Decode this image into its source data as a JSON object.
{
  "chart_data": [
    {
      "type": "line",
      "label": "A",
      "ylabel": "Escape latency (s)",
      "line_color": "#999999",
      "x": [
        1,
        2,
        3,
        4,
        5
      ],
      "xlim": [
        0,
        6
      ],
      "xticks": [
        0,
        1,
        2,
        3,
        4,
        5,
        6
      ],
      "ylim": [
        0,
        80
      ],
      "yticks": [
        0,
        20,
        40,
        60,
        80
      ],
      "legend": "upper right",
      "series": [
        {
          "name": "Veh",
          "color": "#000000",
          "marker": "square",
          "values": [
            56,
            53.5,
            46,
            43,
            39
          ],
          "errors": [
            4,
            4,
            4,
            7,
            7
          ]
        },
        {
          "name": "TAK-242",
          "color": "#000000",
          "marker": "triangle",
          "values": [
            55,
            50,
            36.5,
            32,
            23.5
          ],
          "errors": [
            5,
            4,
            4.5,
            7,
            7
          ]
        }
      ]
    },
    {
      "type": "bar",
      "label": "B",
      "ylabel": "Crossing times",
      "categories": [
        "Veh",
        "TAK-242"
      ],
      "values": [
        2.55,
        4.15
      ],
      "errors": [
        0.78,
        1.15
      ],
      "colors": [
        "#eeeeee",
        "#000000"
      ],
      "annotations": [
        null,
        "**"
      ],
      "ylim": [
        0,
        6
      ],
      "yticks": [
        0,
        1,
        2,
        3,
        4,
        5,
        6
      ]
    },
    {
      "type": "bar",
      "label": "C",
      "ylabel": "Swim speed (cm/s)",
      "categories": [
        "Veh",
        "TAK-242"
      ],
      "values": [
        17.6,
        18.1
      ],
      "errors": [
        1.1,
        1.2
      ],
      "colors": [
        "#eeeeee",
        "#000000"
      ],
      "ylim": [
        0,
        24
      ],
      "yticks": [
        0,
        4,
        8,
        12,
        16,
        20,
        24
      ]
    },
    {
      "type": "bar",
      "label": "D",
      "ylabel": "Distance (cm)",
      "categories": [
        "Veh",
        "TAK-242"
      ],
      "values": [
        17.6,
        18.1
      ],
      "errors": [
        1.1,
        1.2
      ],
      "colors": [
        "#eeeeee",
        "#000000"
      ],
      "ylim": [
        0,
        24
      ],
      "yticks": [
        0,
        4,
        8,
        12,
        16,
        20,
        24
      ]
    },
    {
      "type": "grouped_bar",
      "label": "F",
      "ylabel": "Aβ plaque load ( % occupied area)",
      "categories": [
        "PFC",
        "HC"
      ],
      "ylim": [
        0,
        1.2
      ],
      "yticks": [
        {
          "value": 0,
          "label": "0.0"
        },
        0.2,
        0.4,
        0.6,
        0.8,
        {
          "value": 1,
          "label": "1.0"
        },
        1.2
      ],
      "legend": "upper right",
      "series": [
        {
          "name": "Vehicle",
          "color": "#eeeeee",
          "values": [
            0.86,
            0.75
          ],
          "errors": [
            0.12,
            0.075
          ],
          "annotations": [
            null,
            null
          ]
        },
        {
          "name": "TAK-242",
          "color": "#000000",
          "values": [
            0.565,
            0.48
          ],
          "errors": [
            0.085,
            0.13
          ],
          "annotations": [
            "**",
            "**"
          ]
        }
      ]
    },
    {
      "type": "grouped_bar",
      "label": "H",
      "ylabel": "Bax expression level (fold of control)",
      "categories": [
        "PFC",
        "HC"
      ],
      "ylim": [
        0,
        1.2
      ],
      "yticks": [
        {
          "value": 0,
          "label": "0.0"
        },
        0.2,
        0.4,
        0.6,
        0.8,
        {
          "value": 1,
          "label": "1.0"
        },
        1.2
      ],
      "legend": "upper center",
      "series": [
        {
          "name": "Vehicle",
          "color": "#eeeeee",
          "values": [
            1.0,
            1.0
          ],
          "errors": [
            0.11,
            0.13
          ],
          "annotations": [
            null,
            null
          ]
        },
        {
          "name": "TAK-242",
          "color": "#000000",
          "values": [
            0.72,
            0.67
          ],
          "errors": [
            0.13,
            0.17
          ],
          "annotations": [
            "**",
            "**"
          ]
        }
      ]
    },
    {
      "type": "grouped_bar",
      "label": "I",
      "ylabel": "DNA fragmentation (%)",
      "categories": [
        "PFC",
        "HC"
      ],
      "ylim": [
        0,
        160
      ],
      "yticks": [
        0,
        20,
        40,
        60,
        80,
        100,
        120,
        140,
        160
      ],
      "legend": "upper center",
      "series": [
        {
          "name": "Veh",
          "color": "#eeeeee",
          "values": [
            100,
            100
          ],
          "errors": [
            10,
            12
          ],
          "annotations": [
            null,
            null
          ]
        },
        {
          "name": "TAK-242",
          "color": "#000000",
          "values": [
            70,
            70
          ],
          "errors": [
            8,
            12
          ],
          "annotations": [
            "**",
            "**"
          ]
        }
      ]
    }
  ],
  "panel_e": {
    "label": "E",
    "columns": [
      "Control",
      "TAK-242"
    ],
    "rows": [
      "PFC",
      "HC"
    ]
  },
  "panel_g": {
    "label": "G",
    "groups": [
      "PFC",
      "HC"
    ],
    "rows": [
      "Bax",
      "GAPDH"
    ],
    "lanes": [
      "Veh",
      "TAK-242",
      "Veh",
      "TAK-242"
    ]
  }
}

• _Stated goal_
Repeat the lines above exactly.

• _Full solution_
Decode this image into its source data as a JSON object.
{
  "chart_data": [
    {
      "type": "line",
      "label": "A",
      "ylabel": "Escape latency (s)",
      "line_color": "#999999",
      "x": [
        1,
        2,
        3,
        4,
        5
      ],
      "xlim": [
        0,
        6
      ],
      "xticks": [
        0,
        1,
        2,
        3,
        4,
        5,
        6
      ],
      "ylim": [
        0,
        80
      ],
      "yticks": [
        0,
        20,
        40,
        60,
        80
      ],
      "legend": "upper right",
      "series": [
        {
          "name": "Veh",
          "color": "#000000",
          "marker": "square",
          "values": [
            56,
            53.5,
            46,
            43,
            39
          ],
          "errors": [
            4,
            4,
            4,
            7,
            7
          ]
        },
        {
          "name": "TAK-242",
          "color": "#000000",
          "marker": "triangle",
          "values": [
            55,
            50,
            36.5,
            32,
            23.5
          ],
          "errors": [
            5,
            4,
            4.5,
            7,
            7
          ]
        }
      ]
    },
    {
      "type": "bar",
      "label": "B",
      "ylabel": "Crossing times",
      "categories": [
        "Veh",
        "TAK-242"
      ],
      "values": [
        2.55,
        4.15
      ],
      "errors": [
        0.78,
        1.15
      ],
      "colors": [
        "#eeeeee",
        "#000000"
      ],
      "annotations": [
        null,
        "**"
      ],
      "ylim": [
        0,
        6
      ],
      "yticks": [
        0,
        1,
        2,
        3,
        4,
        5,
        6
      ]
    },
    {
      "type": "bar",
      "label": "C",
      "ylabel": "Swim speed (cm/s)",
      "categories": [
        "Veh",
        "TAK-242"
      ],
      "values": [
        17.6,
        18.1
      ],
      "errors": [
        1.1,
        1.2
      ],
      "colors": [
        "#eeeeee",
        "#000000"
      ],
      "ylim": [
        0,
        24
      ],
      "yticks": [
        0,
        4,
        8,
        12,
        16,
        20,
        24
      ]
    },
    {
      "type": "bar",
      "label": "D",
      "ylabel": "Distance (cm)",
      "categories": [
        "Veh",
        "TAK-242"
      ],
      "values": [
        17.6,
        18.1
      ],
      "errors": [
        1.1,
        1.2
      ],
      "colors": [
        "#eeeeee",
        "#000000"
      ],
      "ylim": [
        0,
        24
      ],
      "yticks": [
        0,
        4,
        8,
        12,
        16,
        20,
        24
      ]
    },
    {
      "type": "grouped_bar",
      "label": "F",
      "ylabel": "Aβ plaque load ( % occupied area)",
      "categories": [
        "PFC",
        "HC"
      ],
      "ylim": [
        0,
        1.2
      ],
      "yticks": [
        {
          "value": 0,
          "label": "0.0"
        },
        0.2,
        0.4,
        0.6,
        0.8,
        {
          "value": 1,
          "label": "1.0"
        },
        1.2
      ],
      "legend": "upper right",
      "series": [
        {
          "name": "Vehicle",
          "color": "#eeeeee",
          "values": [
            0.86,
            0.75
          ],
          "errors": [
            0.12,
            0.075
          ],
          "annotations": [
            null,
            null
          ]
        },
        {
          "name": "TAK-242",
          "color": "#000000",
          "values": [
            0.565,
            0.48
          ],
          "errors": [
            0.085,
            0.13
          ],
          "annotations": [
            "**",
            "**"
          ]
        }
      ]
    },
    {
      "type": "grouped_bar",
      "label": "H",
      "ylabel": "Bax expression level (fold of control)",
      "categories": [
        "PFC",
        "HC"
      ],
      "ylim": [
        0,
        1.2
      ],
      "yticks": [
        {
          "value": 0,
          "label": "0.0"
        },
        0.2,
        0.4,
        0.6,
        0.8,
        {
          "value": 1,
          "label": "1.0"
        },
        1.2
      ],
      "legend": "upper center",
      "series": [
        {
          "name": "Vehicle",
          "color": "#eeeeee",
          "values": [
            1.0,
            1.0
          ],
          "errors": [
            0.11,
            0.13
          ],
          "annotations": [
            null,
            null
          ]
        },
        {
          "name": "TAK-242",
          "color": "#000000",
          "values": [
            0.72,
            0.67
          ],
          "errors": [
            0.13,
            0.17
          ],
          "annotations": [
            "**",
            "**"
          ]
        }
      ]
    },
    {
      "type": "grouped_bar",
      "label": "I",
      "ylabel": "DNA fragmentation (%)",
      "categories": [
        "PFC",
        "HC"
      ],
      "ylim": [
        0,
        160
      ],
      "yticks": [
        0,
        20,
        40,
        60,
        80,
        100,
        120,
        140,
        160
      ],
      "legend": "upper center",
      "series": [
        {
          "name": "Veh",
          "color": "#eeeeee",
          "values": [
            100,
            100
          ],
          "errors": [
            10,
            12
          ],
          "annotations": [
            null,
            null
          ]
        },
        {
          "name": "TAK-242",
          "color": "#000000",
          "values": [
            70,
            70
          ],
          "errors": [
            8,
            12
          ],
          "annotations": [
            "**",
            "**"
          ]
        }
      ]
    }
  ],
  "panel_e": {
    "label": "E",
    "columns": [
      "Control",
      "TAK-242"
    ],
    "rows": [
      "PFC",
      "HC"
    ]
  },
  "panel_g": {
    "label": "G",
    "groups": [
      "PFC",
      "HC"
    ],
    "rows": [
      "Bax",
      "GAPDH"
    ],
    "lanes": [
      "Veh",
      "TAK-242",
      "Veh",
      "TAK-242"
    ]
  }
}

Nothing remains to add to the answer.